I have done bipolar and I know exactly what you are going through. You meet them on a high and it feels fantastic and fresh. You then see the side of some that suffor this problem, a side that is absolutely dangerous. I used to not be able to sleep at night with my former ex-wife as i feared waking up to a knife to my neck. It was horrible, yet in the end I felt so badly for her as it was a demon she couldn't shake.


----------



## Homemaker_Numero_Uno (Jan 18, 2011)

At the point where you don't feel physically safe, nothing else matters...house, money, whatever...


----------



## Lon (Jun 6, 2011)

invisible30 said:


> Interesting Lon. How are your kids handling it?!
> _Posted via Mobile Device_


We have only one child, he'll be 5 next month, he is adapting. For over a year prior to our separating my ew was out almost every evening (she had the morning routine, wake him get him dressed, breakfast and to daycare) I would have the evenings which was a lot more work. Also on weekends I did a lot more of the parenting. I'm not suggesting she was useless she did contribute some to the household but my son spent many more waking hours with me than her, though in his first two years she definitely had a larger role as being his primary caregiver. So when we went to 50/50 it was a big change, a lot more parenting work for her a lot less for me, but I really needed the reprieve (as much as I truly miss seeing my son everyday).

Now, days when he is with her can get lonely and days when I have him are even more work than before. So from his perspective there are things he likes from this (he gets full attention all the time from one parent or the other) but he also gets us until the end of our "shift" meaning he sees us at our worst and neither of us is there anymore to switch hit for each other. Whenever we transition in person and he has us both in the same room he always, sneakily, tries to pull us together. He has become a lot more generous with his "affection", gives hugs and kisses (which he always tried to avoid before) my ew seems to think its because he's happier but I know it is because there is a instinctual fear of abandonment, so I make sure to tell him how important he is to me especially at times when he is not trying to show affection.

:::

EXERCISE REQUIREMENTS:
Pick up the forum thread on separation and shared parenting above after its last sentence, and write what comes next.

Bounding box entries:
:::

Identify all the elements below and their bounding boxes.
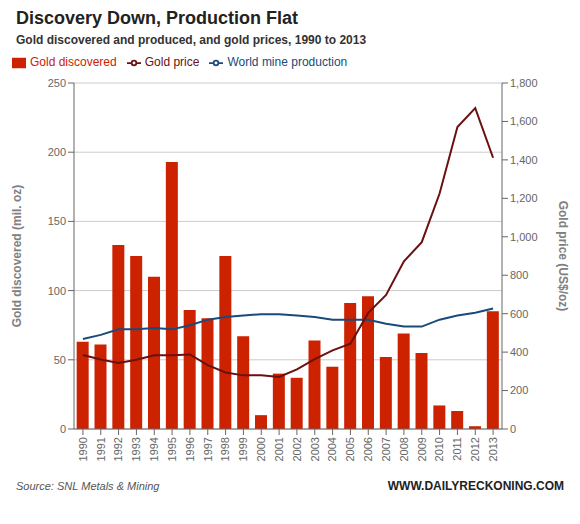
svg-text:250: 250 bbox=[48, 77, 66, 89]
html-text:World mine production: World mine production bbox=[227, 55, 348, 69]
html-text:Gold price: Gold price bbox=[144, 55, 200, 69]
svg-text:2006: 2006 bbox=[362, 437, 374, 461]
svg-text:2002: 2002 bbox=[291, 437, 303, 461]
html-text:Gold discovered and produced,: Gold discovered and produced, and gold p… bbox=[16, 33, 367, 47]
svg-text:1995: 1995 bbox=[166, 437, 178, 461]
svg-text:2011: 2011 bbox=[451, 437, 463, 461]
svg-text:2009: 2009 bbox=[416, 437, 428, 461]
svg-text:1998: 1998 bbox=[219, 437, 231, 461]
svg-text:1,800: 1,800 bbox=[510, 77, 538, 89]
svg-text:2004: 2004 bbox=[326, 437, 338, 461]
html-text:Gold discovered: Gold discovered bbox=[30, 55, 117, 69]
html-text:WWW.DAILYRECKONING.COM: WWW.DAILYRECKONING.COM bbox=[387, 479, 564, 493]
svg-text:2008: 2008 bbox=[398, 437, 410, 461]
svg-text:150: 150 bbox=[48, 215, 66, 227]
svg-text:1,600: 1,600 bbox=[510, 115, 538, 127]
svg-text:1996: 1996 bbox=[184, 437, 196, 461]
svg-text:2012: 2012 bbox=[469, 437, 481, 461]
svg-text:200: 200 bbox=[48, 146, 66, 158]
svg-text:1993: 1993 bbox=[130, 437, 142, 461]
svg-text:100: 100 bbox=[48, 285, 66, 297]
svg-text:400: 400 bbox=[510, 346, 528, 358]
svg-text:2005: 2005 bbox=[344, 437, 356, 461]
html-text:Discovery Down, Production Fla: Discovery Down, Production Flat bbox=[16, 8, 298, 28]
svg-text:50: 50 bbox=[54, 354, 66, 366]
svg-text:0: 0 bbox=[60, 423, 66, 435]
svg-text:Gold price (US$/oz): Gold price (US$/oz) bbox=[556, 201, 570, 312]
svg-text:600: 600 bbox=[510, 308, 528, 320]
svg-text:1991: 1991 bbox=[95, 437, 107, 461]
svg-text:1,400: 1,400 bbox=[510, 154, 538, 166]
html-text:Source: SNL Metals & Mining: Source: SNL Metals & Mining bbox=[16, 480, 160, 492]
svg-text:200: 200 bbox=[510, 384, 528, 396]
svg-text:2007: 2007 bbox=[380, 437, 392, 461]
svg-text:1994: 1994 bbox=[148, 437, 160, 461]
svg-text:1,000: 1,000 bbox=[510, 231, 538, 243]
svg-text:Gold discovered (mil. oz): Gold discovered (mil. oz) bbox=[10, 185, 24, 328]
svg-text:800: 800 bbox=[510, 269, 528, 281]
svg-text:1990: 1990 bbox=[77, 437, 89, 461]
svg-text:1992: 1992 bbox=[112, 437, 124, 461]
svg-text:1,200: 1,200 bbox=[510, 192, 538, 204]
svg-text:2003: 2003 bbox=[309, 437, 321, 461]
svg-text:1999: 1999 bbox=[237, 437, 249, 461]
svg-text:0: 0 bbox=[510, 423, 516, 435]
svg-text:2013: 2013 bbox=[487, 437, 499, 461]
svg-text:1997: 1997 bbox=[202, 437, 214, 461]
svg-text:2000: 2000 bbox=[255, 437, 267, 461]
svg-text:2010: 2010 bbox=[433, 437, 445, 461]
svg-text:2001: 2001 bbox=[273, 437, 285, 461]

:::

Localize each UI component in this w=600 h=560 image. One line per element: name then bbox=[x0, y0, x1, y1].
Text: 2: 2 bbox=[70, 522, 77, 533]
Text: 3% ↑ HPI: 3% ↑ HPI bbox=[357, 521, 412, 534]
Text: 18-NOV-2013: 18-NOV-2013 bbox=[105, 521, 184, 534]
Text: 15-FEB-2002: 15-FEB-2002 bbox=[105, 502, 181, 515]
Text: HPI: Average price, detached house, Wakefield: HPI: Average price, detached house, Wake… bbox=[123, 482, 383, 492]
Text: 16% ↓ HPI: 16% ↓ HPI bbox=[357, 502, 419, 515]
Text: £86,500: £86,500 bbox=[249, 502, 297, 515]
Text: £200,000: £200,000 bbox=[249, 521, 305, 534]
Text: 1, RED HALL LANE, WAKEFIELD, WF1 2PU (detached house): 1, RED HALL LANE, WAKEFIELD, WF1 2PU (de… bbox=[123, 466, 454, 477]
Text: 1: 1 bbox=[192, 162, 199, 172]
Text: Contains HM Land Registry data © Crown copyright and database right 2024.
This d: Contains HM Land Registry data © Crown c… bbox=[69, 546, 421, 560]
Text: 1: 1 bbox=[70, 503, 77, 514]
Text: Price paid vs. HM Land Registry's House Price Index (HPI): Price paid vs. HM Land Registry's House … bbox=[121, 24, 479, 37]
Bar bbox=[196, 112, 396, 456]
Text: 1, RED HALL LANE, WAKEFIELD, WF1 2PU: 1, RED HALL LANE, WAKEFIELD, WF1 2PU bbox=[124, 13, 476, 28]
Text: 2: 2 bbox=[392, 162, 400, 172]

:::

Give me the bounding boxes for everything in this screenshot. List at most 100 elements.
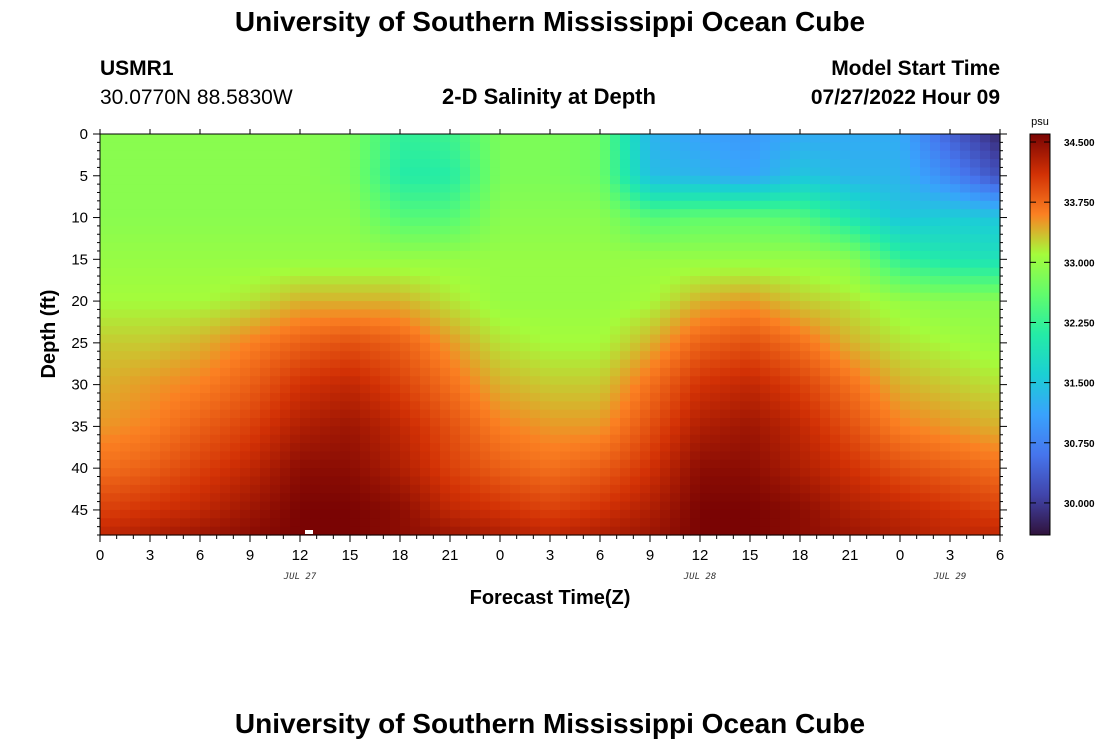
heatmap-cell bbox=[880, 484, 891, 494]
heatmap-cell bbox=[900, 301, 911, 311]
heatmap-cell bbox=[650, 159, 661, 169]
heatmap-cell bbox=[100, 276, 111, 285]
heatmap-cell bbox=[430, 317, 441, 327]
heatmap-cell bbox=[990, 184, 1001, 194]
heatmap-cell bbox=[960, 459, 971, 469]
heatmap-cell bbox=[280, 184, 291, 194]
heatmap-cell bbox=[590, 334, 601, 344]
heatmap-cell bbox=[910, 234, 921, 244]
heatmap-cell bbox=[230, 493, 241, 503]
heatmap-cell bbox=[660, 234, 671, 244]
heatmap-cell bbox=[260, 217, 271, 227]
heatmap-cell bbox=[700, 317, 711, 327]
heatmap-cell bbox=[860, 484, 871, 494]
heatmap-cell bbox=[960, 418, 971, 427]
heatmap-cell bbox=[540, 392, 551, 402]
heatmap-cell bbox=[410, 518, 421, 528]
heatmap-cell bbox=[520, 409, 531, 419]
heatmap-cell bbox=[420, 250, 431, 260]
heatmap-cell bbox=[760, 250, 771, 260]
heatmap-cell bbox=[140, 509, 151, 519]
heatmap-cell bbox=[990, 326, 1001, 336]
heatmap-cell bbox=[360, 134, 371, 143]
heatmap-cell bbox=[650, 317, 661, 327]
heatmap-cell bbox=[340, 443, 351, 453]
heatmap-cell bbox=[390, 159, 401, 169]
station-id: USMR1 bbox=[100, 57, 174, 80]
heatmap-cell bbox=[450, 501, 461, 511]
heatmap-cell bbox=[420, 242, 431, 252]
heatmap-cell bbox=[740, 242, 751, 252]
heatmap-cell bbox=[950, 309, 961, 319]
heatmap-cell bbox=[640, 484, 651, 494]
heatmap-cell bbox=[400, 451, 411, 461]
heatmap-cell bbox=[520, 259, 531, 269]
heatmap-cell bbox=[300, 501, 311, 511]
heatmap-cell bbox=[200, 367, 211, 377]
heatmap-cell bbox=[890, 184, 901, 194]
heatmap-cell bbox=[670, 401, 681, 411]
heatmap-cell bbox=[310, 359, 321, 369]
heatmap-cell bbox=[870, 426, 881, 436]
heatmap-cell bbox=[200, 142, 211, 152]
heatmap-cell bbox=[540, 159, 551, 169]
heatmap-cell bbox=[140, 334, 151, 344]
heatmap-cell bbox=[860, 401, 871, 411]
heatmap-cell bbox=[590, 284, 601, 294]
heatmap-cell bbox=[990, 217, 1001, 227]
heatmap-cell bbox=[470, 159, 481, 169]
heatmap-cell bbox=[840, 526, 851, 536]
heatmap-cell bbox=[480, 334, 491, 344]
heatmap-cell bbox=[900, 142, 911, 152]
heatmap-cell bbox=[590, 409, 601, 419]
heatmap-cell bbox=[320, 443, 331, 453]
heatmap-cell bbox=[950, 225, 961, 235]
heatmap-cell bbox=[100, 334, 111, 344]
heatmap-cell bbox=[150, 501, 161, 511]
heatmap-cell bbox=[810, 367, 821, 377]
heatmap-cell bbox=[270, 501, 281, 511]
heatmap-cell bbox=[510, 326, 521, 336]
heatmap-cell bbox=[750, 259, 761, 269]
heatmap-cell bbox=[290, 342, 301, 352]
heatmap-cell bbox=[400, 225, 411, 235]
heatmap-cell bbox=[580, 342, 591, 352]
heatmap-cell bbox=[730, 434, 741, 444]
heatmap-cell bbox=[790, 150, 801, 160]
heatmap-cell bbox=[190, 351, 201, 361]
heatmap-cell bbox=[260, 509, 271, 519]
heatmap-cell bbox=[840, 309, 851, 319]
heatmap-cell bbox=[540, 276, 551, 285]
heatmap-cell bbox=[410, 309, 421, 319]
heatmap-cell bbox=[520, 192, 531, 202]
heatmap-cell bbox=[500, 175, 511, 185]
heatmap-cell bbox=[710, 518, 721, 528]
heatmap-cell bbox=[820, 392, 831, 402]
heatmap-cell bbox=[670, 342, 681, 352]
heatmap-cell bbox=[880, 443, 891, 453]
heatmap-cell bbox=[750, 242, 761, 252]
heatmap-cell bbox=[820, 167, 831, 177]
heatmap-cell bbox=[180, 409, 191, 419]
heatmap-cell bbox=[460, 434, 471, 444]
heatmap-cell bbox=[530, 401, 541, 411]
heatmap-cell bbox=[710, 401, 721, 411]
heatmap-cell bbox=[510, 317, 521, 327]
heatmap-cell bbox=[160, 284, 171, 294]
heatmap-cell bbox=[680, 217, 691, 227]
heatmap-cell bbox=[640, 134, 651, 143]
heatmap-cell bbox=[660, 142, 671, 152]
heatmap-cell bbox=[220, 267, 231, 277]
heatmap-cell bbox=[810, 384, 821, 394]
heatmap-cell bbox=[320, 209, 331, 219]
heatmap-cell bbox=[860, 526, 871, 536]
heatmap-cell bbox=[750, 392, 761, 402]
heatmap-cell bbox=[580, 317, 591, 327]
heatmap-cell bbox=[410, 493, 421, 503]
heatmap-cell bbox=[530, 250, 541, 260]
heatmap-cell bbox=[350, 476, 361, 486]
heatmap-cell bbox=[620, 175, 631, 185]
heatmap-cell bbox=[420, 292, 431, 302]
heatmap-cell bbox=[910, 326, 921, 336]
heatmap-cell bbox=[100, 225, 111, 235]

:::

RESULT OF THE TASK:
It is strange that my son has two homes, and I really can't know how it is for him when he is with her. I usually call him every few days, he doesn't talk on the phone I just want him to hear my voice and I like to hear his noises. I sort of know the people in his other life but I don't get to share in those memories... as more time passes I feel like I've missed out on more and more of his life. OTOH, together with him we do all kinds of fun things and are making a lifetime of our own shared memories. So I think it will be okay for him, it will definitely shape the kind of person he is becoming, but I know he still has a good shot at a fulfilling life, I only hope he realizes that meeting one person to share it with when he is an adult is actually a good thing, and I hope he doesn't develop difficult attachment issues.


----------



## NotSoSureYet (Nov 10, 2011)

I moved out of our home and I've been renting a small house ($600 per month) for about 7 months now......We still have our joint checking acct that our "together" bills get paid from - mortgage, cell, insurance. We split our 1 child 50/50. She is 5. She's with her dad on Mon&Tue, with me Wed&Thur, then each gets her every other weekend. $$ is REALLY tight right now. We are waiting for our house to get refinanced to get a lower payment, then I will file a Quit Claims Deed when the divorce is final.


----------



## Lon (Jun 6, 2011)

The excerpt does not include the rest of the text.